Your goal
Find the lines holding the string "title" in the data, then copy all of them.

Saved entries:
________________________

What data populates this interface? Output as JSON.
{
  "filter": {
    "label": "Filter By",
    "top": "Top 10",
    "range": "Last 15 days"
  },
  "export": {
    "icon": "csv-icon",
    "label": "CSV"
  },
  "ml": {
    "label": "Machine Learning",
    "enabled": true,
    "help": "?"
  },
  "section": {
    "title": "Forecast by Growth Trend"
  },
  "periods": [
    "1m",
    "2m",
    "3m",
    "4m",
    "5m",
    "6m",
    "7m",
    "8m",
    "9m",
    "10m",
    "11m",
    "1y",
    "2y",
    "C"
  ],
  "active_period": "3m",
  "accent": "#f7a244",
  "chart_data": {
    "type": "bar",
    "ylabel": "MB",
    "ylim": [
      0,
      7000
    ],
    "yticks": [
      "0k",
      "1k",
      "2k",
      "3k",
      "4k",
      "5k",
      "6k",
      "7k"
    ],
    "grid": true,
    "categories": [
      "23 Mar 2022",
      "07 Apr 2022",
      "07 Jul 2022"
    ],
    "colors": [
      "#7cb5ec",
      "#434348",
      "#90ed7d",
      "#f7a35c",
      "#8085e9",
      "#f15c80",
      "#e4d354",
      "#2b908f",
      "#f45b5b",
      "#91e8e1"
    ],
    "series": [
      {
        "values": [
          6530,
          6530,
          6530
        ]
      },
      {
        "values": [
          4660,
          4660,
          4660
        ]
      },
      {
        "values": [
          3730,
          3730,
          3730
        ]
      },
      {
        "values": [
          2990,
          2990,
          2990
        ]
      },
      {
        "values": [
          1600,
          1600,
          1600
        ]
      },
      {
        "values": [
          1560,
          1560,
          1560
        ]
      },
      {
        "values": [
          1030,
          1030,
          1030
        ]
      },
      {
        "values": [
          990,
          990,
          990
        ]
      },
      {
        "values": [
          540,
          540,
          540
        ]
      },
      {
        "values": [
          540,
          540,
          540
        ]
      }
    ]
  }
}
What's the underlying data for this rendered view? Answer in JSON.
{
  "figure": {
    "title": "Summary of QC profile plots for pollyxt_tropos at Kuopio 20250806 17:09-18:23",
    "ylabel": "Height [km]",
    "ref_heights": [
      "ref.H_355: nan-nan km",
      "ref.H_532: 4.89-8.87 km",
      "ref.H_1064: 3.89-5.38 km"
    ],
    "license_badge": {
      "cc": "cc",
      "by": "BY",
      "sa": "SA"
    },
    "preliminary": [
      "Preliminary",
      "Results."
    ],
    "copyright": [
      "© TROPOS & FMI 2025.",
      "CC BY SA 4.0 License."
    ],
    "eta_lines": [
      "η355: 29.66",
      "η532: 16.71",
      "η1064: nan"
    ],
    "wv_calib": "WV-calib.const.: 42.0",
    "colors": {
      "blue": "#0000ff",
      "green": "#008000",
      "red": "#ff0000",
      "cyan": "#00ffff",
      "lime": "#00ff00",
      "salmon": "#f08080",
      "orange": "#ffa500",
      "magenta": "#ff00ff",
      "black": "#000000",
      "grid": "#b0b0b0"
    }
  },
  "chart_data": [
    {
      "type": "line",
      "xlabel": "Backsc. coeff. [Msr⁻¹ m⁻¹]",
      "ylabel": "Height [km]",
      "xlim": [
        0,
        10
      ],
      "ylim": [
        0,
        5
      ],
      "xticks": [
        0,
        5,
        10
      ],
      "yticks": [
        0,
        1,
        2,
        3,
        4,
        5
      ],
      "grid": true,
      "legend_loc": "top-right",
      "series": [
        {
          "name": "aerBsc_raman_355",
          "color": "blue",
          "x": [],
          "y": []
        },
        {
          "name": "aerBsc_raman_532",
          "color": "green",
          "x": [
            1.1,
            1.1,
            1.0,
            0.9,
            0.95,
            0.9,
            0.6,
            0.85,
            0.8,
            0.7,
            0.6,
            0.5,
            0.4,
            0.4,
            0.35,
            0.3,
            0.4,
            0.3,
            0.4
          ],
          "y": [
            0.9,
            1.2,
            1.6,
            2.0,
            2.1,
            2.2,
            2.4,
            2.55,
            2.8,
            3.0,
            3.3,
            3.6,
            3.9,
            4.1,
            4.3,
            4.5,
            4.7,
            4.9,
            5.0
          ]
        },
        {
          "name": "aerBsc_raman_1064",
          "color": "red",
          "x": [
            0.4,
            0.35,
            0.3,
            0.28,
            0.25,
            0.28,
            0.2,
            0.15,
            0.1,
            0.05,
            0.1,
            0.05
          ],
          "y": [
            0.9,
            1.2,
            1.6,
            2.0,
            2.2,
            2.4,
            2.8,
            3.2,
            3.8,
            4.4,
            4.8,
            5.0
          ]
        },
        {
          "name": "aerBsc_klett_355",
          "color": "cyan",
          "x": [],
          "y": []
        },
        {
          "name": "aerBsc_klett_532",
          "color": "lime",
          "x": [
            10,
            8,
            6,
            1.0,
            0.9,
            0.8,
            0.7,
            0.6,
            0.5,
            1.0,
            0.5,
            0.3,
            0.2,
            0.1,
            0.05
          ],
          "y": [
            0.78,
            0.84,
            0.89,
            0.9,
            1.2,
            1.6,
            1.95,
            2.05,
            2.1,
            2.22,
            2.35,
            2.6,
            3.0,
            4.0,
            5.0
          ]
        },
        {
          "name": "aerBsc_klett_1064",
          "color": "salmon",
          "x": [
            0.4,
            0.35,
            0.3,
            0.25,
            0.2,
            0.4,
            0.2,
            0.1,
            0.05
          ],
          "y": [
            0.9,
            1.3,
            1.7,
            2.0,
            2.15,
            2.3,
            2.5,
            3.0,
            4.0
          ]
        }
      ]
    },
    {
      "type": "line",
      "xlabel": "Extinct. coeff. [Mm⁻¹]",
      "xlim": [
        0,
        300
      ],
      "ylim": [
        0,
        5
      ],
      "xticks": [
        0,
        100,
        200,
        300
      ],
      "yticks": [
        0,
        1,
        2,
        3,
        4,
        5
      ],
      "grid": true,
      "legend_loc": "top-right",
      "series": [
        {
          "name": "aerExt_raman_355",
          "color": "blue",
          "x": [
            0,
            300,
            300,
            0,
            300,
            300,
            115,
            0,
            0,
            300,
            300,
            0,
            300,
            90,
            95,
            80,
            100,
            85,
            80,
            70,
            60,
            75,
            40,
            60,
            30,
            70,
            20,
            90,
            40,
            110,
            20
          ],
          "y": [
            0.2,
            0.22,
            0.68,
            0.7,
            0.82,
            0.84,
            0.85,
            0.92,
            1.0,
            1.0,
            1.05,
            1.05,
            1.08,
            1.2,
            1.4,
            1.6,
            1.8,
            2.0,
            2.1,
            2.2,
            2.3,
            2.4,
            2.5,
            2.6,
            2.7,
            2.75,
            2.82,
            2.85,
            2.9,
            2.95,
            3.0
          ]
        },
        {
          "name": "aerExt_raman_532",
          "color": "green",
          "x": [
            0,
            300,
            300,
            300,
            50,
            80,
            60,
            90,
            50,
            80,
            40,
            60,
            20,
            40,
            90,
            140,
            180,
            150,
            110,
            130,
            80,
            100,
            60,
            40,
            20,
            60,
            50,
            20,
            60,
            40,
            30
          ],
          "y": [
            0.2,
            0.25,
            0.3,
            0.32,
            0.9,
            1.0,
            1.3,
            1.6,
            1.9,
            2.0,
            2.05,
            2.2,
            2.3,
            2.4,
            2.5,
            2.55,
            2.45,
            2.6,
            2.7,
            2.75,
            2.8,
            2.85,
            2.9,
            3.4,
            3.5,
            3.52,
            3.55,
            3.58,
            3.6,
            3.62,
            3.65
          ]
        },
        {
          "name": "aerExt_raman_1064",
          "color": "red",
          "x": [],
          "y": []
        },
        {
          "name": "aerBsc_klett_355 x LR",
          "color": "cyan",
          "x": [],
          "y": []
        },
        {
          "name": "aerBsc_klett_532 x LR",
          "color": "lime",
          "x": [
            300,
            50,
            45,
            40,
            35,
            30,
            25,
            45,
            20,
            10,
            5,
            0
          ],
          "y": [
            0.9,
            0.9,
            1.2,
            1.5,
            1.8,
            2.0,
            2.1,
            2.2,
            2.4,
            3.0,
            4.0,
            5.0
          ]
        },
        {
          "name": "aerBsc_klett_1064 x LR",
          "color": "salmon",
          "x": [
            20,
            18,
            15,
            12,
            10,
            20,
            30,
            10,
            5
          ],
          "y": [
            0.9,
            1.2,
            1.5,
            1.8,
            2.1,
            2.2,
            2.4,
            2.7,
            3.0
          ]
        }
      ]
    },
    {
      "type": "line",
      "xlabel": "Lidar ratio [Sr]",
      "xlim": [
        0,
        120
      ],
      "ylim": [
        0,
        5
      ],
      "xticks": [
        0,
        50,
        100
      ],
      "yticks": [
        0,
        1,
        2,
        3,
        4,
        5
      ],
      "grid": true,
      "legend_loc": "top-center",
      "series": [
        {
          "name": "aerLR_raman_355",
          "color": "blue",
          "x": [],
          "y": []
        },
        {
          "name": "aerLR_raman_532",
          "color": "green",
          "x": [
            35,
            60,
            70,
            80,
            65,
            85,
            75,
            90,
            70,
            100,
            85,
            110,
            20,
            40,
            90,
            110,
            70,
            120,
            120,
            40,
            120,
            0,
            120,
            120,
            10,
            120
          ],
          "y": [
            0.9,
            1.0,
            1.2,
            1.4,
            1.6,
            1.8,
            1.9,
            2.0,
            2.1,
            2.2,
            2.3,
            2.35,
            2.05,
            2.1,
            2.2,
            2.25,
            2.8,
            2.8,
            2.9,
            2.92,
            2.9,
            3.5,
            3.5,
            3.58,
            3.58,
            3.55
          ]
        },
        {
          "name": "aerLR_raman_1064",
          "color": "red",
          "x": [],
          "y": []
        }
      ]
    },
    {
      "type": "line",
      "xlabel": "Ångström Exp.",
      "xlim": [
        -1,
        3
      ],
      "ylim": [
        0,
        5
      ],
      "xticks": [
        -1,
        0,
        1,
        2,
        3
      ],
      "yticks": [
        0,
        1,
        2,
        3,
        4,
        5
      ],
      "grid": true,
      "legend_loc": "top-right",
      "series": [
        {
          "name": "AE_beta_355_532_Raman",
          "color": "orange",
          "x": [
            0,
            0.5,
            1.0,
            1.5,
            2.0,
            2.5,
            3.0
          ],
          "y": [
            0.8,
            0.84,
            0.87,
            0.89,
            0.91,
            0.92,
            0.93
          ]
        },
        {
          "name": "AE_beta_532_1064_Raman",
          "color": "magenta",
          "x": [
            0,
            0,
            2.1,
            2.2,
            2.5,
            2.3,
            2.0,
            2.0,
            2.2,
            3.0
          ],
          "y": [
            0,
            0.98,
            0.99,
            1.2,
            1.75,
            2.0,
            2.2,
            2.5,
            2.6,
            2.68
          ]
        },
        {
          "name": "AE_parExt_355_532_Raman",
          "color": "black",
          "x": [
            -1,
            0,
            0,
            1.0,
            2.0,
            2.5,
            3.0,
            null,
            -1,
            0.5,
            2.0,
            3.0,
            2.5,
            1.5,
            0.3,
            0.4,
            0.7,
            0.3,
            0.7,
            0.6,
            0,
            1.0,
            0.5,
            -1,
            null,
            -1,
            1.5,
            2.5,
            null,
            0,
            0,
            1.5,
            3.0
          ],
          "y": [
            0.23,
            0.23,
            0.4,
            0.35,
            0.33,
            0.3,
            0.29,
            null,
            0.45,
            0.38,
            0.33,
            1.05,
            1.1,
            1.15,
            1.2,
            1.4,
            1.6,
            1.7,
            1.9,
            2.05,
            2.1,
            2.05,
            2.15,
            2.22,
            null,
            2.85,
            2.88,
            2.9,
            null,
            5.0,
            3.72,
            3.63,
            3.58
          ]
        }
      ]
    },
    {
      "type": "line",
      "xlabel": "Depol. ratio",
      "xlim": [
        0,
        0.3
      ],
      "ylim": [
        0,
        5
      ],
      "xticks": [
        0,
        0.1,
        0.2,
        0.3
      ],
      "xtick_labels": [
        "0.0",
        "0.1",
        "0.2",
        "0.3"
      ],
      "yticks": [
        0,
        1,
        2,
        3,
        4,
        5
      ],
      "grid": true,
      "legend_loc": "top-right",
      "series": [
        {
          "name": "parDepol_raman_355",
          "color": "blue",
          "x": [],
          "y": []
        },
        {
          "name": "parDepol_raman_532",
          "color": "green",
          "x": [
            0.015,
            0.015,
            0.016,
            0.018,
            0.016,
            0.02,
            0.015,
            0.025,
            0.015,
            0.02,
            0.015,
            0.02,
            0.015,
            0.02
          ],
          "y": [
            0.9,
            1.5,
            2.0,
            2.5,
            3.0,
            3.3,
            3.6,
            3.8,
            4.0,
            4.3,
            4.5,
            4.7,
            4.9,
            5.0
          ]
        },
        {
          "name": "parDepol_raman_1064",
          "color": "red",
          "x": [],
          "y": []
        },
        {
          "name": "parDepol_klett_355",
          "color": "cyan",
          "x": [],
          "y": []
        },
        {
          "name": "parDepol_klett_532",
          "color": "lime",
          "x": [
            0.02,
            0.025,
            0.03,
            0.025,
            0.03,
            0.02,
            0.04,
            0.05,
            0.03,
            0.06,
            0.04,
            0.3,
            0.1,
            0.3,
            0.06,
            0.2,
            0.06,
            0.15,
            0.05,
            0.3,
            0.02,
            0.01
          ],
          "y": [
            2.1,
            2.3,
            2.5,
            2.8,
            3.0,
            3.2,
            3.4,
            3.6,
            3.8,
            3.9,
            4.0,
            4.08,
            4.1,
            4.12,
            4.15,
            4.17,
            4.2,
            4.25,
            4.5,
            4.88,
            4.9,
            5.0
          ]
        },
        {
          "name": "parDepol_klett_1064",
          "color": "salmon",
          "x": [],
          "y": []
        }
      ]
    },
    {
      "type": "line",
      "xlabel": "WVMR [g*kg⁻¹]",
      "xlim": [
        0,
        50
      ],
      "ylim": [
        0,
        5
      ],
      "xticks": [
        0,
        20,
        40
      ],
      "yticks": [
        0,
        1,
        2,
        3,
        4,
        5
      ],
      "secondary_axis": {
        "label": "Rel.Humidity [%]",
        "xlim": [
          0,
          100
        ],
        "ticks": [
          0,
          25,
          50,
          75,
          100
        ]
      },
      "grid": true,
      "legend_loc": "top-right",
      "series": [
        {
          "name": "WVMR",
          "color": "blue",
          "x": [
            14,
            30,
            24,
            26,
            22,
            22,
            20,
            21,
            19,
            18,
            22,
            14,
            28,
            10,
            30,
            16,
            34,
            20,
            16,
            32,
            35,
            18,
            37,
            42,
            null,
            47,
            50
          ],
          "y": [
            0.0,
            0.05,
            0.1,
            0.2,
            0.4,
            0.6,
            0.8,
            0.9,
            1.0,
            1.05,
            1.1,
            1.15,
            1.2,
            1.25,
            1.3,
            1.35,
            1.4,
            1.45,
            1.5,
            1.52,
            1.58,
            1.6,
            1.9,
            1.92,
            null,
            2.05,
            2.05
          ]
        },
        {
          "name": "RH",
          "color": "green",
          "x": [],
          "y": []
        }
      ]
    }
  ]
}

________________________

Full output
    "title": "Forecast by Growth Trend"
    "title": "Summary of QC profile plots for pollyxt_tropos at Kuopio 20250806 17:09-18:23",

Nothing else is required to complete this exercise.